- INSTRUCTION
Could you reproduce, word for word, the stretch of the listing from the line containing "interface-rpa[interactable]: RPA机器人 —" through the line containing "footer-item: mysql — [254, 823, 344, 858]", with both of those lines included?

- RECORDS SUPPLIED
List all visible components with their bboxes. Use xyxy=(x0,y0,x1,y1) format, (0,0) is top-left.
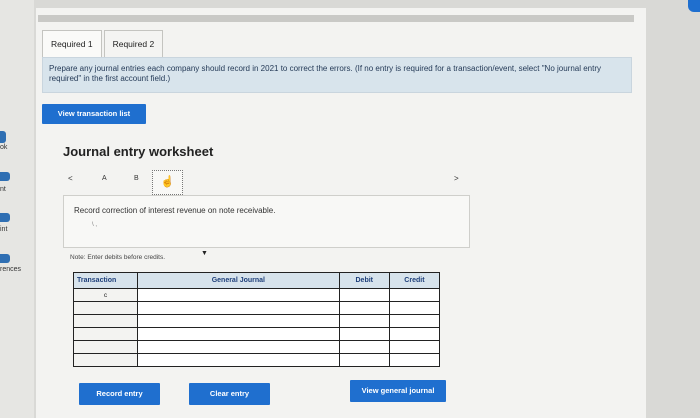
table-row xyxy=(72,340,441,354)
next-entry-button[interactable]: > xyxy=(454,174,459,183)
transaction-cell xyxy=(72,301,139,315)
table-row xyxy=(72,327,441,341)
transaction-cell xyxy=(72,327,139,341)
account-select[interactable] xyxy=(137,288,340,302)
requirement-tabs: Required 1 Required 2 xyxy=(42,30,164,58)
header-transaction: Transaction xyxy=(72,272,139,289)
credit-input[interactable] xyxy=(388,340,441,354)
debit-input[interactable] xyxy=(338,340,390,354)
credit-input[interactable] xyxy=(388,327,441,341)
record-entry-button[interactable]: Record entry xyxy=(79,383,160,405)
debit-input[interactable] xyxy=(338,327,390,341)
transaction-cell xyxy=(72,353,139,367)
sidebar-references-icon[interactable] xyxy=(0,254,10,263)
header-debit: Debit xyxy=(338,272,390,289)
account-select[interactable] xyxy=(137,353,340,367)
record-description-box: Record correction of interest revenue on… xyxy=(63,195,470,248)
instructions-box: Prepare any journal entries each company… xyxy=(42,57,632,93)
view-general-journal-button[interactable]: View general journal xyxy=(350,380,446,402)
sidebar-item-references[interactable]: rences xyxy=(0,266,21,273)
header-credit: Credit xyxy=(388,272,441,289)
transaction-cell: c xyxy=(72,288,139,302)
corner-button-icon[interactable] xyxy=(688,0,700,12)
tab-required-2[interactable]: Required 2 xyxy=(103,30,164,58)
credit-input[interactable] xyxy=(388,288,441,302)
table-row xyxy=(72,314,441,328)
table-row: c xyxy=(72,288,441,302)
top-progress-bar xyxy=(38,15,634,22)
record-mark: \ , xyxy=(92,222,98,228)
credit-input[interactable] xyxy=(388,353,441,367)
transaction-cell xyxy=(72,314,139,328)
clear-entry-button[interactable]: Clear entry xyxy=(189,383,270,405)
record-description-text: Record correction of interest revenue on… xyxy=(74,206,276,215)
note-text: Note: Enter debits before credits. xyxy=(70,254,166,261)
worksheet-title: Journal entry worksheet xyxy=(63,144,214,159)
sidebar-nav-icon[interactable] xyxy=(0,172,10,181)
prev-entry-button[interactable]: < xyxy=(68,174,73,183)
transaction-cell xyxy=(72,340,139,354)
left-sidebar: ok nt int rences xyxy=(0,0,34,418)
table-row xyxy=(72,301,441,315)
sidebar-print-icon[interactable] xyxy=(0,213,10,222)
sidebar-item-nt[interactable]: nt xyxy=(0,186,6,193)
entry-tab-c[interactable]: ☝ xyxy=(152,170,183,195)
credit-input[interactable] xyxy=(388,314,441,328)
table-row xyxy=(72,353,441,367)
debit-input[interactable] xyxy=(338,314,390,328)
account-select[interactable] xyxy=(137,301,340,315)
cursor-mark-icon: ▼ xyxy=(201,250,208,257)
sidebar-marker-icon xyxy=(0,131,6,143)
account-select[interactable] xyxy=(137,327,340,341)
sidebar-item-ok[interactable]: ok xyxy=(0,144,7,151)
sidebar-item-int[interactable]: int xyxy=(0,226,7,233)
hand-pointer-icon: ☝ xyxy=(160,176,175,188)
view-transaction-list-button[interactable]: View transaction list xyxy=(42,104,146,124)
entry-tab-a[interactable]: A xyxy=(102,175,107,182)
journal-table: Transaction General Journal Debit Credit… xyxy=(72,272,441,367)
account-select[interactable] xyxy=(137,314,340,328)
debit-input[interactable] xyxy=(338,353,390,367)
entry-tab-b[interactable]: B xyxy=(134,175,139,182)
account-select[interactable] xyxy=(137,340,340,354)
header-general-journal: General Journal xyxy=(137,272,340,289)
debit-input[interactable] xyxy=(338,288,390,302)
debit-input[interactable] xyxy=(338,301,390,315)
credit-input[interactable] xyxy=(388,301,441,315)
tab-required-1[interactable]: Required 1 xyxy=(42,30,102,58)
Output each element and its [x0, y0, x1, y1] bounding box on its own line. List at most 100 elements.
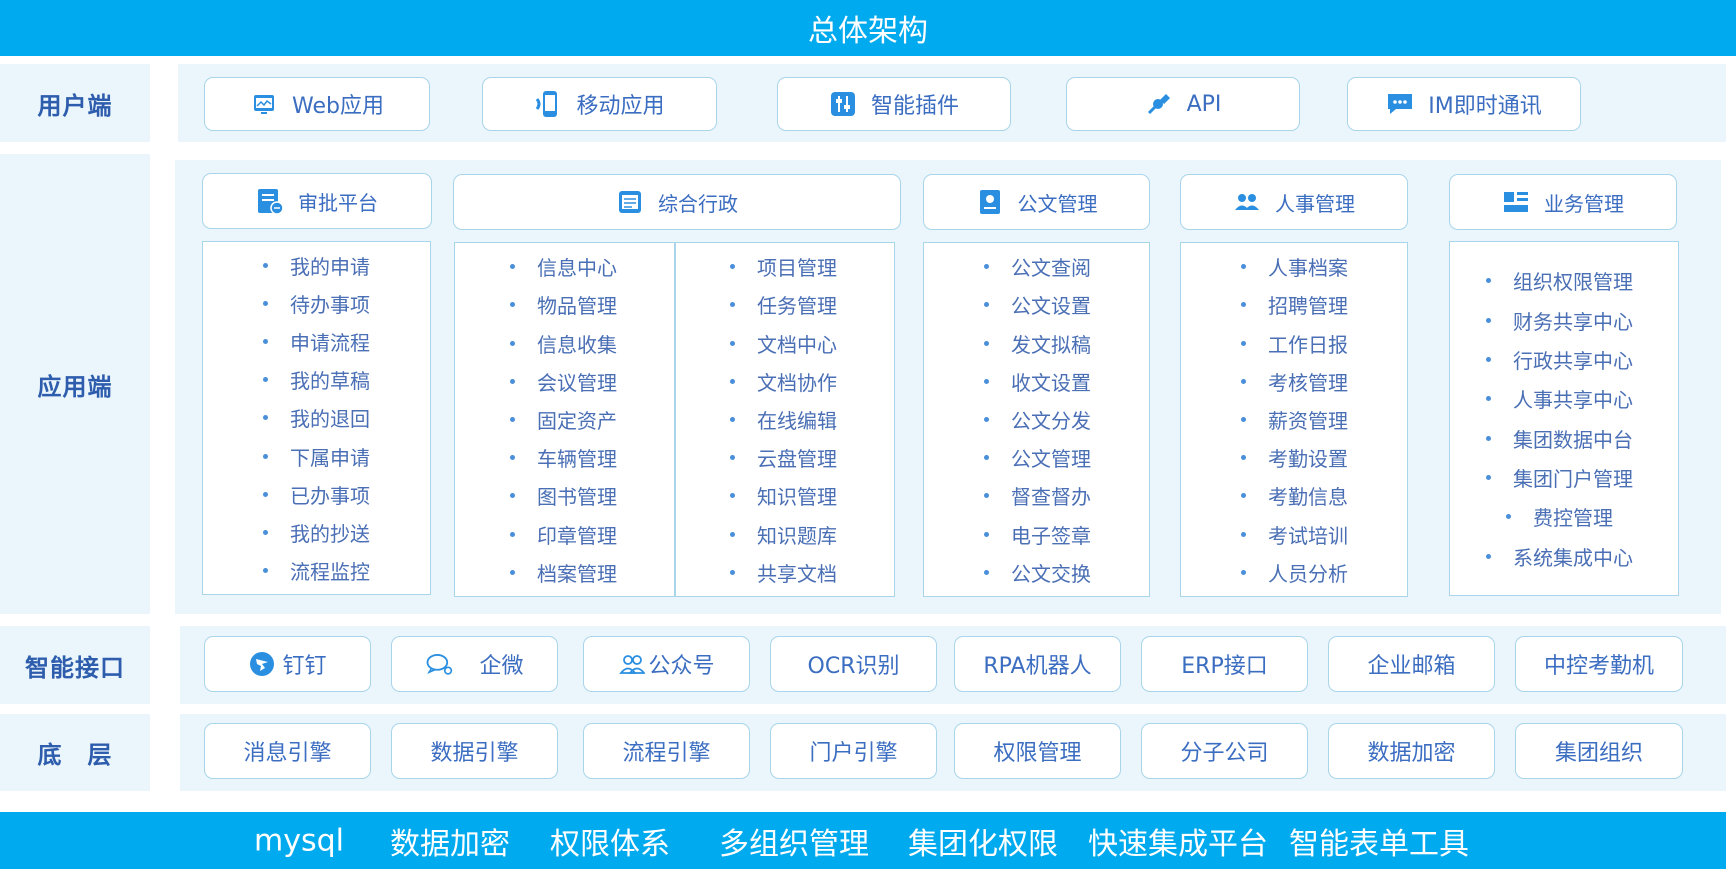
interface-rpa[interactable]: RPA机器人 — [954, 636, 1121, 692]
list-item[interactable]: 任务管理 — [730, 290, 837, 319]
list-item[interactable]: 督查督办 — [984, 481, 1091, 510]
list-item[interactable]: 项目管理 — [730, 252, 837, 281]
list-column: 人事档案 招聘管理 工作日报 考核管理 薪资管理 考勤设置 考勤信息 考试培训 … — [1241, 243, 1348, 596]
module-approval-header[interactable]: 审批平台 — [202, 173, 432, 229]
module-document-header[interactable]: 公文管理 — [923, 174, 1150, 230]
list-item[interactable]: 知识题库 — [730, 520, 837, 549]
page-title: 总体架构 — [0, 0, 1736, 56]
list-item[interactable]: 集团门户管理 — [1486, 463, 1633, 492]
footer-item: mysql — [254, 823, 344, 858]
list-item[interactable]: 招聘管理 — [1241, 290, 1348, 319]
base-data-engine[interactable]: 数据引擎 — [391, 723, 558, 779]
base-label: 权限管理 — [993, 741, 1082, 766]
user-item-label: Web应用 — [292, 94, 384, 119]
list-item[interactable]: 薪资管理 — [1241, 405, 1348, 434]
list-item[interactable]: 共享文档 — [730, 558, 837, 587]
list-item[interactable]: 费控管理 — [1506, 502, 1613, 531]
list-item[interactable]: 我的申请 — [263, 251, 370, 280]
list-item[interactable]: 我的退回 — [263, 403, 370, 432]
module-hr-header[interactable]: 人事管理 — [1180, 174, 1408, 230]
list-item[interactable]: 信息收集 — [510, 329, 617, 358]
list-item[interactable]: 人员分析 — [1241, 558, 1348, 587]
list-item[interactable]: 系统集成中心 — [1486, 542, 1633, 571]
list-item[interactable]: 会议管理 — [510, 367, 617, 396]
user-item-label: 移动应用 — [576, 94, 665, 119]
interface-label: 企微 — [479, 654, 524, 679]
module-admin-header[interactable]: 综合行政 — [453, 174, 901, 230]
approval-form-icon — [256, 187, 284, 215]
list-item[interactable]: 已办事项 — [263, 480, 370, 509]
base-group-org[interactable]: 集团组织 — [1515, 723, 1683, 779]
base-workflow-engine[interactable]: 流程引擎 — [583, 723, 750, 779]
list-item[interactable]: 公文管理 — [984, 443, 1091, 472]
list-item[interactable]: 人事档案 — [1241, 252, 1348, 281]
module-admin-list: 信息中心 物品管理 信息收集 会议管理 固定资产 车辆管理 图书管理 印章管理 … — [454, 242, 895, 597]
user-item-web[interactable]: Web应用 — [204, 77, 430, 131]
list-item[interactable]: 考勤设置 — [1241, 443, 1348, 472]
list-item[interactable]: 云盘管理 — [730, 443, 837, 472]
interface-label: 企业邮箱 — [1367, 654, 1456, 679]
business-grid-icon — [1502, 188, 1530, 216]
list-item[interactable]: 发文拟稿 — [984, 329, 1091, 358]
module-business-header[interactable]: 业务管理 — [1449, 174, 1677, 230]
base-encryption[interactable]: 数据加密 — [1328, 723, 1495, 779]
people-group-icon — [1233, 188, 1261, 216]
list-item[interactable]: 印章管理 — [510, 520, 617, 549]
list-item[interactable]: 电子签章 — [984, 520, 1091, 549]
list-item[interactable]: 组织权限管理 — [1486, 266, 1633, 295]
list-item[interactable]: 物品管理 — [510, 290, 617, 319]
list-item[interactable]: 档案管理 — [510, 558, 617, 587]
interface-label: 中控考勤机 — [1543, 654, 1654, 679]
list-item[interactable]: 我的抄送 — [263, 518, 370, 547]
list-item[interactable]: 行政共享中心 — [1486, 345, 1633, 374]
user-item-api[interactable]: API — [1066, 77, 1300, 131]
interface-label: RPA机器人 — [983, 654, 1092, 679]
list-item[interactable]: 公文查阅 — [984, 252, 1091, 281]
interface-attendance[interactable]: 中控考勤机 — [1515, 636, 1683, 692]
interface-dingtalk[interactable]: 钉钉 — [204, 636, 371, 692]
list-item[interactable]: 工作日报 — [1241, 329, 1348, 358]
list-item[interactable]: 公文分发 — [984, 405, 1091, 434]
list-item[interactable]: 人事共享中心 — [1486, 384, 1633, 413]
interface-ocr[interactable]: OCR识别 — [770, 636, 937, 692]
list-item[interactable]: 财务共享中心 — [1486, 306, 1633, 335]
base-label: 集团组织 — [1554, 741, 1643, 766]
list-item[interactable]: 图书管理 — [510, 481, 617, 510]
list-item[interactable]: 文档协作 — [730, 367, 837, 396]
list-item[interactable]: 固定资产 — [510, 405, 617, 434]
base-subsidiary[interactable]: 分子公司 — [1141, 723, 1308, 779]
list-item[interactable]: 申请流程 — [263, 327, 370, 356]
interface-wecom[interactable]: 企微 — [391, 636, 558, 692]
base-permission[interactable]: 权限管理 — [954, 723, 1121, 779]
list-item[interactable]: 流程监控 — [263, 556, 370, 585]
list-item[interactable]: 在线编辑 — [730, 405, 837, 434]
document-badge-icon — [976, 188, 1004, 216]
list-item[interactable]: 公文交换 — [984, 558, 1091, 587]
list-item[interactable]: 车辆管理 — [510, 443, 617, 472]
module-approval-list: 我的申请 待办事项 申请流程 我的草稿 我的退回 下属申请 已办事项 我的抄送 … — [202, 241, 431, 595]
interface-email[interactable]: 企业邮箱 — [1328, 636, 1495, 692]
module-hr-list: 人事档案 招聘管理 工作日报 考核管理 薪资管理 考勤设置 考勤信息 考试培训 … — [1180, 242, 1408, 597]
user-item-mobile[interactable]: 移动应用 — [482, 77, 717, 131]
list-item[interactable]: 考勤信息 — [1241, 481, 1348, 510]
list-item[interactable]: 公文设置 — [984, 290, 1091, 319]
admin-doc-icon — [616, 188, 644, 216]
interface-erp[interactable]: ERP接口 — [1141, 636, 1308, 692]
base-message-engine[interactable]: 消息引擎 — [204, 723, 371, 779]
list-item[interactable]: 考核管理 — [1241, 367, 1348, 396]
list-item[interactable]: 我的草稿 — [263, 365, 370, 394]
list-item[interactable]: 文档中心 — [730, 329, 837, 358]
list-item[interactable]: 集团数据中台 — [1486, 424, 1633, 453]
user-item-im[interactable]: IM即时通讯 — [1347, 77, 1581, 131]
list-item[interactable]: 待办事项 — [263, 289, 370, 318]
list-item[interactable]: 下属申请 — [263, 442, 370, 471]
list-item[interactable]: 信息中心 — [510, 252, 617, 281]
list-item[interactable]: 知识管理 — [730, 481, 837, 510]
user-item-plugin[interactable]: 智能插件 — [777, 77, 1011, 131]
base-portal-engine[interactable]: 门户引擎 — [770, 723, 937, 779]
list-item[interactable]: 收文设置 — [984, 367, 1091, 396]
list-column: 信息中心 物品管理 信息收集 会议管理 固定资产 车辆管理 图书管理 印章管理 … — [510, 243, 617, 596]
list-item[interactable]: 考试培训 — [1241, 520, 1348, 549]
interface-official-account[interactable]: 公众号 — [583, 636, 750, 692]
interface-label: 公众号 — [648, 654, 715, 679]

- WRITTEN RESPONSE
interface-rpa[interactable]: RPA机器人 — [954, 636, 1121, 692]
list-item[interactable]: 任务管理 — [730, 290, 837, 319]
list-item[interactable]: 督查督办 — [984, 481, 1091, 510]
list-item[interactable]: 项目管理 — [730, 252, 837, 281]
list-column: 人事档案 招聘管理 工作日报 考核管理 薪资管理 考勤设置 考勤信息 考试培训 … — [1241, 243, 1348, 596]
module-approval-header[interactable]: 审批平台 — [202, 173, 432, 229]
module-document-header[interactable]: 公文管理 — [923, 174, 1150, 230]
list-item[interactable]: 知识题库 — [730, 520, 837, 549]
page-title: 总体架构 — [0, 0, 1736, 56]
list-item[interactable]: 集团门户管理 — [1486, 463, 1633, 492]
footer-item: mysql — [254, 823, 344, 858]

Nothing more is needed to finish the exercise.